[Task details] Repeat every line below exactly, word for word.

[Material shown]
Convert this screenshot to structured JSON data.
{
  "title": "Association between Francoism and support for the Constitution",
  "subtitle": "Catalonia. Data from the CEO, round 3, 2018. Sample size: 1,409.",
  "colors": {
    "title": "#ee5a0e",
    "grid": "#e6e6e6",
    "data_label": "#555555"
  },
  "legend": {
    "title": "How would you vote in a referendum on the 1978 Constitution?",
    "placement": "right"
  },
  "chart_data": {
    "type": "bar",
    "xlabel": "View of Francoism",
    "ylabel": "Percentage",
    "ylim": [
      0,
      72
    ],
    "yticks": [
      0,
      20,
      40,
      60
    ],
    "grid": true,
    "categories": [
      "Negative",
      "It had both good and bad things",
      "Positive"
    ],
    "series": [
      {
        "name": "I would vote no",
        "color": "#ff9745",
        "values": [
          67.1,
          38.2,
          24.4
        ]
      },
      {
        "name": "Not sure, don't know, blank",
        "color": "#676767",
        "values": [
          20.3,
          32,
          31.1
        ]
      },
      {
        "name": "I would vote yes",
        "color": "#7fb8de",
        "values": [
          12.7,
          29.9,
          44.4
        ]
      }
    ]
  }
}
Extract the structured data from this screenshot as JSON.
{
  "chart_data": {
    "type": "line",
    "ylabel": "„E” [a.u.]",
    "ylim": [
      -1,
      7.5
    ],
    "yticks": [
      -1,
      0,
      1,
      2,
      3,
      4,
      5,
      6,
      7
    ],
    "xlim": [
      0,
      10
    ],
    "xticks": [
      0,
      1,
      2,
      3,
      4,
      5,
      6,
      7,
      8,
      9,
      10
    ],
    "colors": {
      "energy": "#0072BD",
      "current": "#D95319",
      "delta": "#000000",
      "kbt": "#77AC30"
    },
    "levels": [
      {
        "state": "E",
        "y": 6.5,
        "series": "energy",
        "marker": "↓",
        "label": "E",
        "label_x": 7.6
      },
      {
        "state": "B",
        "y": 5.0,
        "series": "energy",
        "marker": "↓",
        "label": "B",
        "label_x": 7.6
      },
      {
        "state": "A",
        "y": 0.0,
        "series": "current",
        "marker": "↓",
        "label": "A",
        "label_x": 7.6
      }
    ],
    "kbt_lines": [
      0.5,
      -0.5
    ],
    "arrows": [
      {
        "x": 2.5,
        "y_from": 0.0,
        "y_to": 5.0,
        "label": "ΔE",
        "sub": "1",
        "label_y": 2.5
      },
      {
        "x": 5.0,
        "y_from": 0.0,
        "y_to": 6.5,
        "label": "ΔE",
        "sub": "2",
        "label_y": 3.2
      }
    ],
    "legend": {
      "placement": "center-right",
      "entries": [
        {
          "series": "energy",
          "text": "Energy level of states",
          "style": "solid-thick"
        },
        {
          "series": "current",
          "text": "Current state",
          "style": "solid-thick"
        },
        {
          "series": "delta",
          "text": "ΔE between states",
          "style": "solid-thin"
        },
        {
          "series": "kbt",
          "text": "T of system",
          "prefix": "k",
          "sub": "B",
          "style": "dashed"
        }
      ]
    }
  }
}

[Exercise solution]
Convert this screenshot to structured JSON data.
{
  "title": "Association between Francoism and support for the Constitution",
  "subtitle": "Catalonia. Data from the CEO, round 3, 2018. Sample size: 1,409.",
  "colors": {
    "title": "#ee5a0e",
    "grid": "#e6e6e6",
    "data_label": "#555555"
  },
  "legend": {
    "title": "How would you vote in a referendum on the 1978 Constitution?",
    "placement": "right"
  },
  "chart_data": {
    "type": "bar",
    "xlabel": "View of Francoism",
    "ylabel": "Percentage",
    "ylim": [
      0,
      72
    ],
    "yticks": [
      0,
      20,
      40,
      60
    ],
    "grid": true,
    "categories": [
      "Negative",
      "It had both good and bad things",
      "Positive"
    ],
    "series": [
      {
        "name": "I would vote no",
        "color": "#ff9745",
        "values": [
          67.1,
          38.2,
          24.4
        ]
      },
      {
        "name": "Not sure, don't know, blank",
        "color": "#676767",
        "values": [
          20.3,
          32,
          31.1
        ]
      },
      {
        "name": "I would vote yes",
        "color": "#7fb8de",
        "values": [
          12.7,
          29.9,
          44.4
        ]
      }
    ]
  }
}
Extract the structured data from this screenshot as JSON.
{
  "chart_data": {
    "type": "line",
    "ylabel": "„E” [a.u.]",
    "ylim": [
      -1,
      7.5
    ],
    "yticks": [
      -1,
      0,
      1,
      2,
      3,
      4,
      5,
      6,
      7
    ],
    "xlim": [
      0,
      10
    ],
    "xticks": [
      0,
      1,
      2,
      3,
      4,
      5,
      6,
      7,
      8,
      9,
      10
    ],
    "colors": {
      "energy": "#0072BD",
      "current": "#D95319",
      "delta": "#000000",
      "kbt": "#77AC30"
    },
    "levels": [
      {
        "state": "E",
        "y": 6.5,
        "series": "energy",
        "marker": "↓",
        "label": "E",
        "label_x": 7.6
      },
      {
        "state": "B",
        "y": 5.0,
        "series": "energy",
        "marker": "↓",
        "label": "B",
        "label_x": 7.6
      },
      {
        "state": "A",
        "y": 0.0,
        "series": "current",
        "marker": "↓",
        "label": "A",
        "label_x": 7.6
      }
    ],
    "kbt_lines": [
      0.5,
      -0.5
    ],
    "arrows": [
      {
        "x": 2.5,
        "y_from": 0.0,
        "y_to": 5.0,
        "label": "ΔE",
        "sub": "1",
        "label_y": 2.5
      },
      {
        "x": 5.0,
        "y_from": 0.0,
        "y_to": 6.5,
        "label": "ΔE",
        "sub": "2",
        "label_y": 3.2
      }
    ],
    "legend": {
      "placement": "center-right",
      "entries": [
        {
          "series": "energy",
          "text": "Energy level of states",
          "style": "solid-thick"
        },
        {
          "series": "current",
          "text": "Current state",
          "style": "solid-thick"
        },
        {
          "series": "delta",
          "text": "ΔE between states",
          "style": "solid-thin"
        },
        {
          "series": "kbt",
          "text": "T of system",
          "prefix": "k",
          "sub": "B",
          "style": "dashed"
        }
      ]
    }
  }
}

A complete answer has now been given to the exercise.